* [Set exercise]: Where the data below has the string "link", return the whole line.

****

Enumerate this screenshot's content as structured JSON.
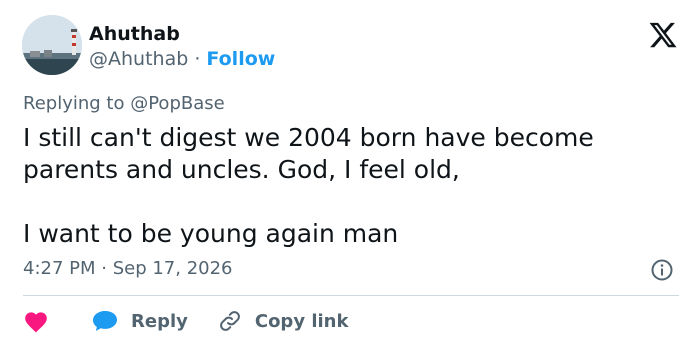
{
  "author": {
    "name": "Ahuthab",
    "handle": "@Ahuthab",
    "separator": "·",
    "follow_label": "Follow"
  },
  "replying": {
    "prefix": "Replying to",
    "handle": "@PopBase"
  },
  "tweet": {
    "text": "I still can't digest we 2004 born have become\nparents and uncles. God, I feel old,\n\nI want to be young again man",
    "timestamp": "4:27 PM · Sep 17, 2026"
  },
  "actions": {
    "reply_label": "Reply",
    "copy_link_label": "Copy link"
  },
  "icons": {
    "logo": "x-logo-icon",
    "info": "info-icon",
    "like": "heart-icon",
    "reply": "reply-bubble-icon",
    "copy": "link-icon"
  },
  "colors": {
    "accent": "#1d9bf0",
    "like": "#f91880",
    "text": "#0f1419",
    "secondary": "#536471",
    "divider": "#cfd9de"
  }
}
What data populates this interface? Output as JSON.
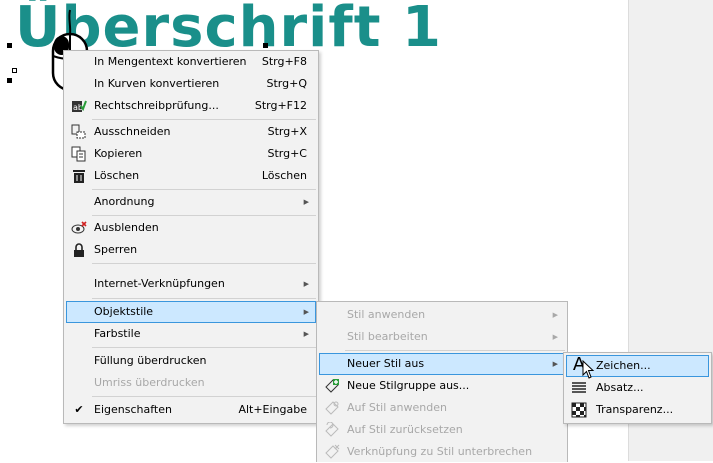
{
  "document": {
    "heading": "Überschrift 1"
  },
  "main_menu": {
    "items": [
      {
        "label": "In Mengentext konvertieren",
        "shortcut": "Strg+F8"
      },
      {
        "label": "In Kurven konvertieren",
        "shortcut": "Strg+Q"
      },
      {
        "label": "Rechtschreibprüfung...",
        "shortcut": "Strg+F12",
        "icon": "spellcheck-icon"
      },
      {
        "label": "Ausschneiden",
        "shortcut": "Strg+X",
        "icon": "cut-icon"
      },
      {
        "label": "Kopieren",
        "shortcut": "Strg+C",
        "icon": "copy-icon"
      },
      {
        "label": "Löschen",
        "shortcut": "Löschen",
        "icon": "trash-icon"
      },
      {
        "label": "Anordnung"
      },
      {
        "label": "Ausblenden",
        "icon": "hide-icon"
      },
      {
        "label": "Sperren",
        "icon": "lock-icon"
      },
      {
        "label": "Internet-Verknüpfungen"
      },
      {
        "label": "Objektstile"
      },
      {
        "label": "Farbstile"
      },
      {
        "label": "Füllung überdrucken"
      },
      {
        "label": "Umriss überdrucken"
      },
      {
        "label": "Eigenschaften",
        "shortcut": "Alt+Eingabe",
        "icon": "checkmark-icon"
      }
    ]
  },
  "styles_submenu": {
    "items": [
      {
        "label": "Stil anwenden"
      },
      {
        "label": "Stil bearbeiten"
      },
      {
        "label": "Neuer Stil aus"
      },
      {
        "label": "Neue Stilgruppe aus...",
        "icon": "new-style-group-icon"
      },
      {
        "label": "Auf Stil anwenden",
        "icon": "apply-to-style-icon"
      },
      {
        "label": "Auf Stil zurücksetzen",
        "icon": "revert-style-icon"
      },
      {
        "label": "Verknüpfung zu Stil unterbrechen",
        "icon": "break-link-icon"
      }
    ]
  },
  "new_style_submenu": {
    "items": [
      {
        "label": "Zeichen...",
        "icon": "character-style-icon"
      },
      {
        "label": "Absatz...",
        "icon": "paragraph-style-icon"
      },
      {
        "label": "Transparenz...",
        "icon": "transparency-style-icon"
      }
    ]
  },
  "colors": {
    "heading": "#1a8f8a",
    "highlight": "#cce8ff",
    "highlight_border": "#3a96dd",
    "menu_bg": "#f2f2f2",
    "disabled_text": "#a8a8a8"
  }
}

****

* [Written response]:
    "copy_link_label": "Copy link"
    "copy": "link-icon"
        "icon": "break-link-icon"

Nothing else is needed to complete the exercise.